Nothing may be dropped or altered: reproduce all the data.

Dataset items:

* * * * * * * * *

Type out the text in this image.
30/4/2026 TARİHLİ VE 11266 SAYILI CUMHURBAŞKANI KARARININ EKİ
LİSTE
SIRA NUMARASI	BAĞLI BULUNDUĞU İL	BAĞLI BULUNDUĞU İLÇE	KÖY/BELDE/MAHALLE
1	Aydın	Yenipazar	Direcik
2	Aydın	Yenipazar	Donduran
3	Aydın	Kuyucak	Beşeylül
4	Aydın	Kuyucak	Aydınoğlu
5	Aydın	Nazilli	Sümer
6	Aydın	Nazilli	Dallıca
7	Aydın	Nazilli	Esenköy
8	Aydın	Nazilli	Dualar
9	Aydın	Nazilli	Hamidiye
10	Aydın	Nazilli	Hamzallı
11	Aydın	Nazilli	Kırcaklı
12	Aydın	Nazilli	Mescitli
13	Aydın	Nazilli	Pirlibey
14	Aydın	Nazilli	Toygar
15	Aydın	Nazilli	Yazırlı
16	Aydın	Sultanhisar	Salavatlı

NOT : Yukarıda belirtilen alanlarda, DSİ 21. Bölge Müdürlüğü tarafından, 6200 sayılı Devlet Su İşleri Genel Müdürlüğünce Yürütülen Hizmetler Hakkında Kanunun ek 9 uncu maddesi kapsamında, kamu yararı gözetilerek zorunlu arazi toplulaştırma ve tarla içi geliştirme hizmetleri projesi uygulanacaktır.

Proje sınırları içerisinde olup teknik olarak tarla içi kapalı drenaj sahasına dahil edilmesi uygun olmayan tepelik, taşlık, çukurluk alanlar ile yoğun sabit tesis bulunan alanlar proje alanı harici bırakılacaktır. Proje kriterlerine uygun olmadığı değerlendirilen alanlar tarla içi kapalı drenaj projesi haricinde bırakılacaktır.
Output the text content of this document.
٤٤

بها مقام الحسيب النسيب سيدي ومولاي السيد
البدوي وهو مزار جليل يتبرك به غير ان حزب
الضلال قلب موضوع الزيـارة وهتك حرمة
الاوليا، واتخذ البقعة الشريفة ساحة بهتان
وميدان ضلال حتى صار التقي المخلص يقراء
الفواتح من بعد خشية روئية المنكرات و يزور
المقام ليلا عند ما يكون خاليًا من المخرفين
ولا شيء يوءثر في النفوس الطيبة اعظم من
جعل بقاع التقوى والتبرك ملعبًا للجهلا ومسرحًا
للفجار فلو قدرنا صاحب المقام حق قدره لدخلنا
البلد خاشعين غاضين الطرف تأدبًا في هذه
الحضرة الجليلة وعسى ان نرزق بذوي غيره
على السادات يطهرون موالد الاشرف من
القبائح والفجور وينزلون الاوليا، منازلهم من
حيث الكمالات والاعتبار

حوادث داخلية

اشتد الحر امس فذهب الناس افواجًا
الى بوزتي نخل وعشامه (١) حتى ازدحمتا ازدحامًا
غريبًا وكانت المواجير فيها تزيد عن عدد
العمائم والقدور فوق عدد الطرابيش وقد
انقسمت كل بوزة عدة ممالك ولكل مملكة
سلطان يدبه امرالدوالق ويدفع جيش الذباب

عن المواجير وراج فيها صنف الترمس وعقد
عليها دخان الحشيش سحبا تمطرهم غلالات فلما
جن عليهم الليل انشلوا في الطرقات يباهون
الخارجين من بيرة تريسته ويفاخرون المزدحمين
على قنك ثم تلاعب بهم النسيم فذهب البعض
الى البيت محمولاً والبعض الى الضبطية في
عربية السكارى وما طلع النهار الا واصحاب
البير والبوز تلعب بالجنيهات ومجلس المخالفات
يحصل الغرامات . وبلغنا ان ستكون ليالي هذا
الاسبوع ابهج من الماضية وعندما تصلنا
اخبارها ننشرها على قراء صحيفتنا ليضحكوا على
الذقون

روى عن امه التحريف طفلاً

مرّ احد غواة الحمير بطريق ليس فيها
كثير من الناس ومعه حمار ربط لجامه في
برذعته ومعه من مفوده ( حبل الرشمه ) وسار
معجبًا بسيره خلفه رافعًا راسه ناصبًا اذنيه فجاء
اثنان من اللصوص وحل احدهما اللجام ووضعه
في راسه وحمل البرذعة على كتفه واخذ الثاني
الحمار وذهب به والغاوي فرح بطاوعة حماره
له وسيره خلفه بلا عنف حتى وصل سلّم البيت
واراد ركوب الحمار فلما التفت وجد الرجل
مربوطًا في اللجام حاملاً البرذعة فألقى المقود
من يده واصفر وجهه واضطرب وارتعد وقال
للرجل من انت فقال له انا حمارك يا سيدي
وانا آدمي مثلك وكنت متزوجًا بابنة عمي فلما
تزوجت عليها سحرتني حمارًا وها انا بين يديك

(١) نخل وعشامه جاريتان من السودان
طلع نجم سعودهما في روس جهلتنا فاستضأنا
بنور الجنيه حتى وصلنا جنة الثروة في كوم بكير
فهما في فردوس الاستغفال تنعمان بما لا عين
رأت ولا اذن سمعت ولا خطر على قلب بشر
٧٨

* * * * * * * * *

■ Exercise result:
Type out the text in this image.
30/4/2026 TARİHLİ VE 11266 SAYILI CUMHURBAŞKANI KARARININ EKİ
LİSTE
SIRA NUMARASI	BAĞLI BULUNDUĞU İL	BAĞLI BULUNDUĞU İLÇE	KÖY/BELDE/MAHALLE
1	Aydın	Yenipazar	Direcik
2	Aydın	Yenipazar	Donduran
3	Aydın	Kuyucak	Beşeylül
4	Aydın	Kuyucak	Aydınoğlu
5	Aydın	Nazilli	Sümer
6	Aydın	Nazilli	Dallıca
7	Aydın	Nazilli	Esenköy
8	Aydın	Nazilli	Dualar
9	Aydın	Nazilli	Hamidiye
10	Aydın	Nazilli	Hamzallı
11	Aydın	Nazilli	Kırcaklı
12	Aydın	Nazilli	Mescitli
13	Aydın	Nazilli	Pirlibey
14	Aydın	Nazilli	Toygar
15	Aydın	Nazilli	Yazırlı
16	Aydın	Sultanhisar	Salavatlı

NOT : Yukarıda belirtilen alanlarda, DSİ 21. Bölge Müdürlüğü tarafından, 6200 sayılı Devlet Su İşleri Genel Müdürlüğünce Yürütülen Hizmetler Hakkında Kanunun ek 9 uncu maddesi kapsamında, kamu yararı gözetilerek zorunlu arazi toplulaştırma ve tarla içi geliştirme hizmetleri projesi uygulanacaktır.

Proje sınırları içerisinde olup teknik olarak tarla içi kapalı drenaj sahasına dahil edilmesi uygun olmayan tepelik, taşlık, çukurluk alanlar ile yoğun sabit tesis bulunan alanlar proje alanı harici bırakılacaktır. Proje kriterlerine uygun olmadığı değerlendirilen alanlar tarla içi kapalı drenaj projesi haricinde bırakılacaktır.
Output the text content of this document.
٤٤

بها مقام الحسيب النسيب سيدي ومولاي السيد
البدوي وهو مزار جليل يتبرك به غير ان حزب
الضلال قلب موضوع الزيـارة وهتك حرمة
الاوليا، واتخذ البقعة الشريفة ساحة بهتان
وميدان ضلال حتى صار التقي المخلص يقراء
الفواتح من بعد خشية روئية المنكرات و يزور
المقام ليلا عند ما يكون خاليًا من المخرفين
ولا شيء يوءثر في النفوس الطيبة اعظم من
جعل بقاع التقوى والتبرك ملعبًا للجهلا ومسرحًا
للفجار فلو قدرنا صاحب المقام حق قدره لدخلنا
البلد خاشعين غاضين الطرف تأدبًا في هذه
الحضرة الجليلة وعسى ان نرزق بذوي غيره
على السادات يطهرون موالد الاشرف من
القبائح والفجور وينزلون الاوليا، منازلهم من
حيث الكمالات والاعتبار

حوادث داخلية

اشتد الحر امس فذهب الناس افواجًا
الى بوزتي نخل وعشامه (١) حتى ازدحمتا ازدحامًا
غريبًا وكانت المواجير فيها تزيد عن عدد
العمائم والقدور فوق عدد الطرابيش وقد
انقسمت كل بوزة عدة ممالك ولكل مملكة
سلطان يدبه امرالدوالق ويدفع جيش الذباب

عن المواجير وراج فيها صنف الترمس وعقد
عليها دخان الحشيش سحبا تمطرهم غلالات فلما
جن عليهم الليل انشلوا في الطرقات يباهون
الخارجين من بيرة تريسته ويفاخرون المزدحمين
على قنك ثم تلاعب بهم النسيم فذهب البعض
الى البيت محمولاً والبعض الى الضبطية في
عربية السكارى وما طلع النهار الا واصحاب
البير والبوز تلعب بالجنيهات ومجلس المخالفات
يحصل الغرامات . وبلغنا ان ستكون ليالي هذا
الاسبوع ابهج من الماضية وعندما تصلنا
اخبارها ننشرها على قراء صحيفتنا ليضحكوا على
الذقون

روى عن امه التحريف طفلاً

مرّ احد غواة الحمير بطريق ليس فيها
كثير من الناس ومعه حمار ربط لجامه في
برذعته ومعه من مفوده ( حبل الرشمه ) وسار
معجبًا بسيره خلفه رافعًا راسه ناصبًا اذنيه فجاء
اثنان من اللصوص وحل احدهما اللجام ووضعه
في راسه وحمل البرذعة على كتفه واخذ الثاني
الحمار وذهب به والغاوي فرح بطاوعة حماره
له وسيره خلفه بلا عنف حتى وصل سلّم البيت
واراد ركوب الحمار فلما التفت وجد الرجل
مربوطًا في اللجام حاملاً البرذعة فألقى المقود
من يده واصفر وجهه واضطرب وارتعد وقال
للرجل من انت فقال له انا حمارك يا سيدي
وانا آدمي مثلك وكنت متزوجًا بابنة عمي فلما
تزوجت عليها سحرتني حمارًا وها انا بين يديك

(١) نخل وعشامه جاريتان من السودان
طلع نجم سعودهما في روس جهلتنا فاستضأنا
بنور الجنيه حتى وصلنا جنة الثروة في كوم بكير
فهما في فردوس الاستغفال تنعمان بما لا عين
رأت ولا اذن سمعت ولا خطر على قلب بشر
٧٨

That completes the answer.